-- Requirements --
Whenever a line contains the string "accent", copy it out of the entries.

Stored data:

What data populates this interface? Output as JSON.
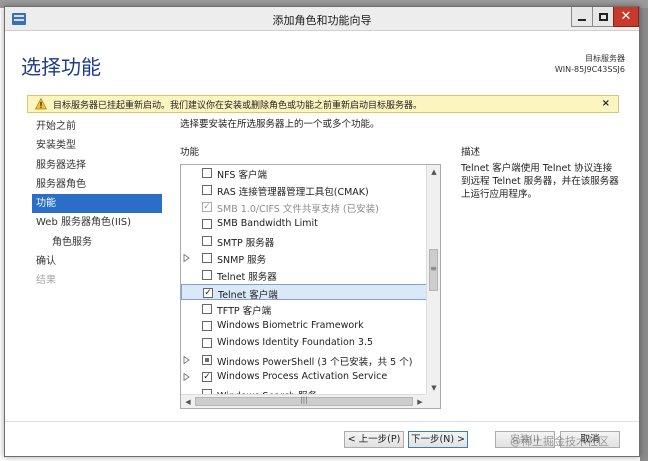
{
  "window": {
    "title": "添加角色和功能向导",
    "page_title": "选择功能",
    "destination_label": "目标服务器",
    "destination_server": "WIN-85J9C43SSJ6"
  },
  "warning": {
    "text": "目标服务器已挂起重新启动。我们建议你在安装或删除角色或功能之前重新启动目标服务器。",
    "close_glyph": "×"
  },
  "nav": {
    "items": [
      {
        "label": "开始之前",
        "state": "normal",
        "sub": false
      },
      {
        "label": "安装类型",
        "state": "normal",
        "sub": false
      },
      {
        "label": "服务器选择",
        "state": "normal",
        "sub": false
      },
      {
        "label": "服务器角色",
        "state": "normal",
        "sub": false
      },
      {
        "label": "功能",
        "state": "active",
        "sub": false
      },
      {
        "label": "Web 服务器角色(IIS)",
        "state": "normal",
        "sub": false
      },
      {
        "label": "角色服务",
        "state": "normal",
        "sub": true
      },
      {
        "label": "确认",
        "state": "normal",
        "sub": false
      },
      {
        "label": "结果",
        "state": "disabled",
        "sub": false
      }
    ]
  },
  "content": {
    "intro": "选择要安装在所选服务器上的一个或多个功能。",
    "features_header": "功能",
    "description_header": "描述",
    "description_text": "Telnet 客户端使用 Telnet 协议连接到远程 Telnet 服务器，并在该服务器上运行应用程序。"
  },
  "features": [
    {
      "label": "NFS 客户端",
      "checked": "none",
      "expandable": false,
      "grey": false,
      "selected": false
    },
    {
      "label": "RAS 连接管理器管理工具包(CMAK)",
      "checked": "none",
      "expandable": false,
      "grey": false,
      "selected": false
    },
    {
      "label": "SMB 1.0/CIFS 文件共享支持 (已安装)",
      "checked": "check",
      "expandable": false,
      "grey": true,
      "selected": false
    },
    {
      "label": "SMB Bandwidth Limit",
      "checked": "none",
      "expandable": false,
      "grey": false,
      "selected": false
    },
    {
      "label": "SMTP 服务器",
      "checked": "none",
      "expandable": false,
      "grey": false,
      "selected": false
    },
    {
      "label": "SNMP 服务",
      "checked": "none",
      "expandable": true,
      "grey": false,
      "selected": false
    },
    {
      "label": "Telnet 服务器",
      "checked": "none",
      "expandable": false,
      "grey": false,
      "selected": false
    },
    {
      "label": "Telnet 客户端",
      "checked": "check",
      "expandable": false,
      "grey": false,
      "selected": true
    },
    {
      "label": "TFTP 客户端",
      "checked": "none",
      "expandable": false,
      "grey": false,
      "selected": false
    },
    {
      "label": "Windows Biometric Framework",
      "checked": "none",
      "expandable": false,
      "grey": false,
      "selected": false
    },
    {
      "label": "Windows Identity Foundation 3.5",
      "checked": "none",
      "expandable": false,
      "grey": false,
      "selected": false
    },
    {
      "label": "Windows PowerShell (3 个已安装，共 5 个)",
      "checked": "partial",
      "expandable": true,
      "grey": false,
      "selected": false
    },
    {
      "label": "Windows Process Activation Service",
      "checked": "check",
      "expandable": true,
      "grey": false,
      "selected": false
    },
    {
      "label": "Windows Search 服务",
      "checked": "none",
      "expandable": false,
      "grey": false,
      "selected": false
    }
  ],
  "buttons": {
    "back": "< 上一步(P)",
    "next": "下一步(N) >",
    "install": "安装(I)",
    "cancel": "取消"
  },
  "watermark": "@稀土掘金技术社区",
  "colors": {
    "accent": "#2a6ec7",
    "title": "#1f3c88",
    "warning_bg": "#fdf5c0",
    "close": "#c7392c"
  }
}
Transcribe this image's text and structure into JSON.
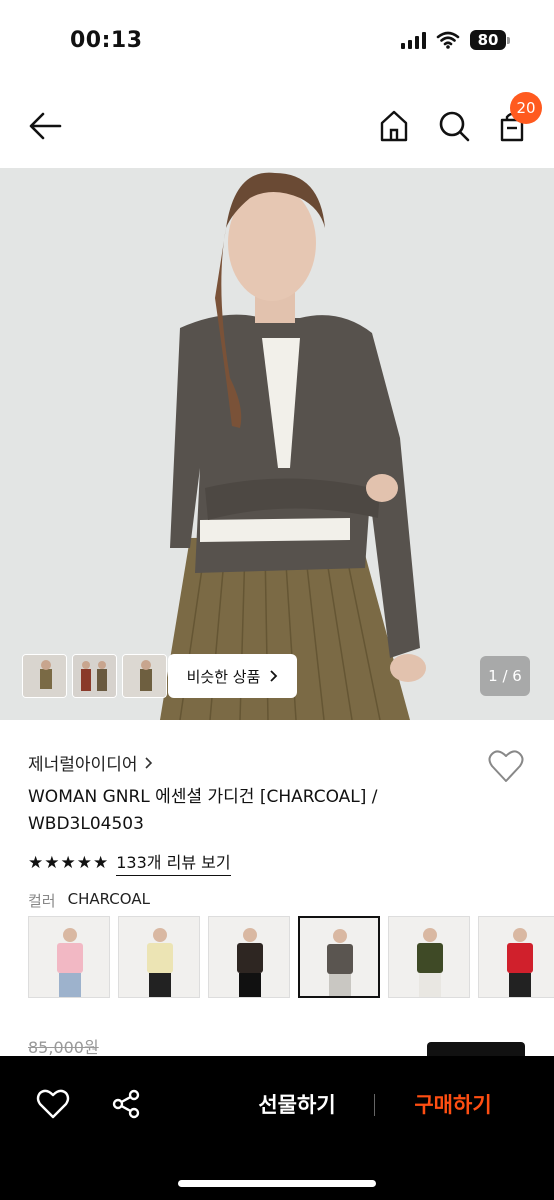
{
  "status_bar": {
    "time": "00:13",
    "battery": "80",
    "icons": [
      "signal-icon",
      "wifi-icon",
      "battery-icon"
    ]
  },
  "nav": {
    "icons": [
      "back-arrow-icon",
      "home-icon",
      "search-icon",
      "shopping-bag-icon"
    ],
    "cart_count": "20"
  },
  "hero": {
    "similar_products_label": "비슷한 상품",
    "page_indicator": "1 / 6",
    "thumbnail_count": 3
  },
  "product": {
    "brand": "제너럴아이디어",
    "name": "WOMAN GNRL 에센셜 가디건 [CHARCOAL] / WBD3L04503",
    "rating": 5,
    "review_link": "133개 리뷰 보기",
    "color_label": "컬러",
    "color_value": "CHARCOAL",
    "original_price": "85,000원"
  },
  "color_options": [
    {
      "color": "#f2b8c4",
      "selected": false
    },
    {
      "color": "#ece4b4",
      "selected": false
    },
    {
      "color": "#2e2622",
      "selected": false
    },
    {
      "color": "#5a5550",
      "selected": true
    },
    {
      "color": "#3f4a26",
      "selected": false
    },
    {
      "color": "#d0202c",
      "selected": false
    }
  ],
  "bottom_bar": {
    "gift_label": "선물하기",
    "buy_label": "구매하기",
    "icons": [
      "heart-icon",
      "share-icon"
    ]
  },
  "colors": {
    "accent": "#ff4e12",
    "badge": "#ff5a1f"
  }
}
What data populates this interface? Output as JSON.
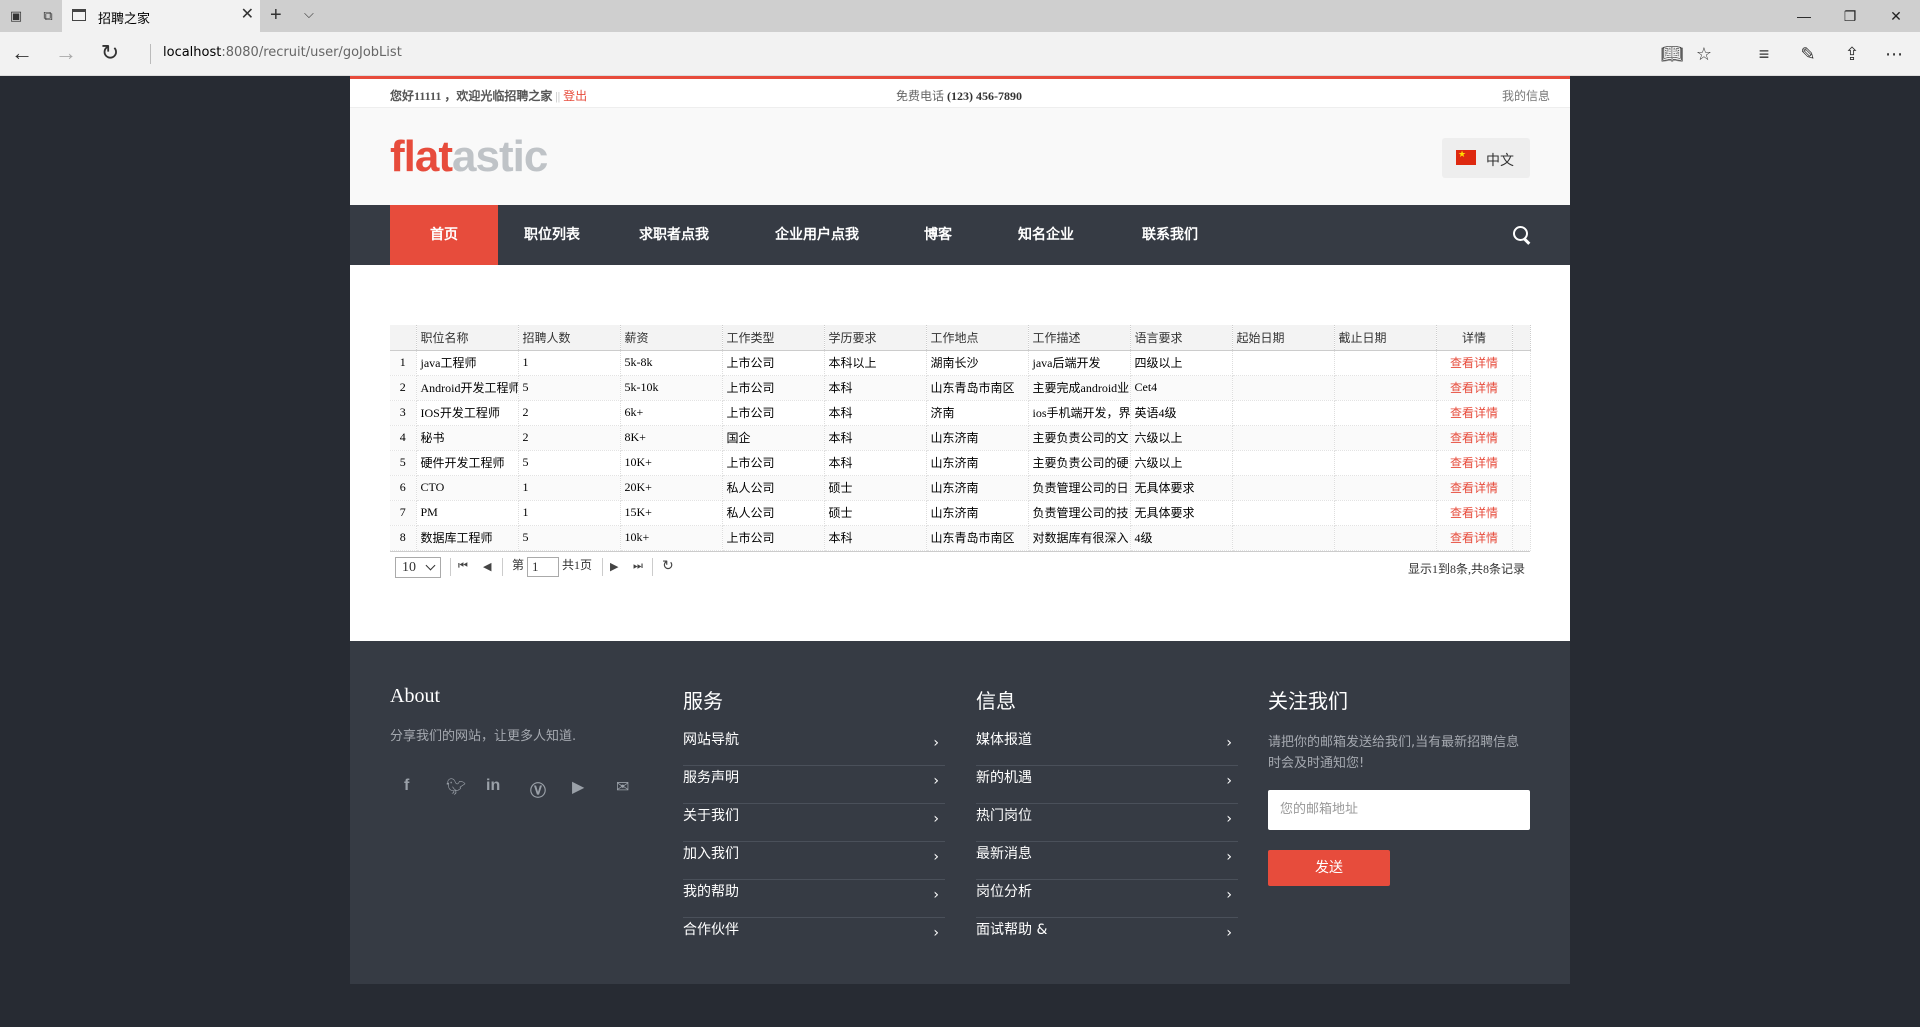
{
  "browser": {
    "tab_title": "招聘之家",
    "url_host": "localhost",
    "url_rest": ":8080/recruit/user/goJobList"
  },
  "topbar": {
    "greeting": "您好11111 ，欢迎光临招聘之家",
    "separator": "||",
    "logout": "登出",
    "phone_label": "免费电话",
    "phone_number": "(123) 456-7890",
    "my_info": "我的信息"
  },
  "header": {
    "logo_part1": "flat",
    "logo_part2": "astic",
    "language": "中文"
  },
  "nav": {
    "items": [
      {
        "label": "首页",
        "active": true
      },
      {
        "label": "职位列表"
      },
      {
        "label": "求职者点我"
      },
      {
        "label": "企业用户点我"
      },
      {
        "label": "博客"
      },
      {
        "label": "知名企业"
      },
      {
        "label": "联系我们"
      }
    ]
  },
  "table": {
    "columns": [
      "",
      "职位名称",
      "招聘人数",
      "薪资",
      "工作类型",
      "学历要求",
      "工作地点",
      "工作描述",
      "语言要求",
      "起始日期",
      "截止日期",
      "详情"
    ],
    "rows": [
      [
        "1",
        "java工程师",
        "1",
        "5k-8k",
        "上市公司",
        "本科以上",
        "湖南长沙",
        "java后端开发",
        "四级以上",
        "",
        "",
        "查看详情"
      ],
      [
        "2",
        "Android开发工程师",
        "5",
        "5k-10k",
        "上市公司",
        "本科",
        "山东青岛市南区",
        "主要完成android业",
        "Cet4",
        "",
        "",
        "查看详情"
      ],
      [
        "3",
        "IOS开发工程师",
        "2",
        "6k+",
        "上市公司",
        "本科",
        "济南",
        "ios手机端开发，界",
        "英语4级",
        "",
        "",
        "查看详情"
      ],
      [
        "4",
        "秘书",
        "2",
        "8K+",
        "国企",
        "本科",
        "山东济南",
        "主要负责公司的文",
        "六级以上",
        "",
        "",
        "查看详情"
      ],
      [
        "5",
        "硬件开发工程师",
        "5",
        "10K+",
        "上市公司",
        "本科",
        "山东济南",
        "主要负责公司的硬",
        "六级以上",
        "",
        "",
        "查看详情"
      ],
      [
        "6",
        "CTO",
        "1",
        "20K+",
        "私人公司",
        "硕士",
        "山东济南",
        "负责管理公司的日",
        "无具体要求",
        "",
        "",
        "查看详情"
      ],
      [
        "7",
        "PM",
        "1",
        "15K+",
        "私人公司",
        "硕士",
        "山东济南",
        "负责管理公司的技",
        "无具体要求",
        "",
        "",
        "查看详情"
      ],
      [
        "8",
        "数据库工程师",
        "5",
        "10k+",
        "上市公司",
        "本科",
        "山东青岛市南区",
        "对数据库有很深入",
        "4级",
        "",
        "",
        "查看详情"
      ]
    ]
  },
  "pager": {
    "page_size": "10",
    "page_prefix": "第",
    "current_page": "1",
    "page_total": "共1页",
    "info": "显示1到8条,共8条记录"
  },
  "footer": {
    "about_title": "About",
    "about_text": "分享我们的网站，让更多人知道.",
    "social_icons": [
      "facebook-icon",
      "twitter-icon",
      "linkedin-icon",
      "vimeo-icon",
      "youtube-icon",
      "mail-icon"
    ],
    "services_title": "服务",
    "services": [
      "网站导航",
      "服务声明",
      "关于我们",
      "加入我们",
      "我的帮助",
      "合作伙伴"
    ],
    "info_title": "信息",
    "info_items": [
      "媒体报道",
      "新的机遇",
      "热门岗位",
      "最新消息",
      "岗位分析",
      "面试帮助 &"
    ],
    "follow_title": "关注我们",
    "follow_text": "请把你的邮箱发送给我们,当有最新招聘信息时会及时通知您!",
    "email_placeholder": "您的邮箱地址",
    "send_label": "发送"
  },
  "colors": {
    "accent": "#e74c3c",
    "nav_bg": "#363b44",
    "body_bg": "#272b33"
  }
}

-- Full answer --
    "accent": "#2a6ec7",
    "accent": "#ff4e12",
    "accent": "#e74c3c",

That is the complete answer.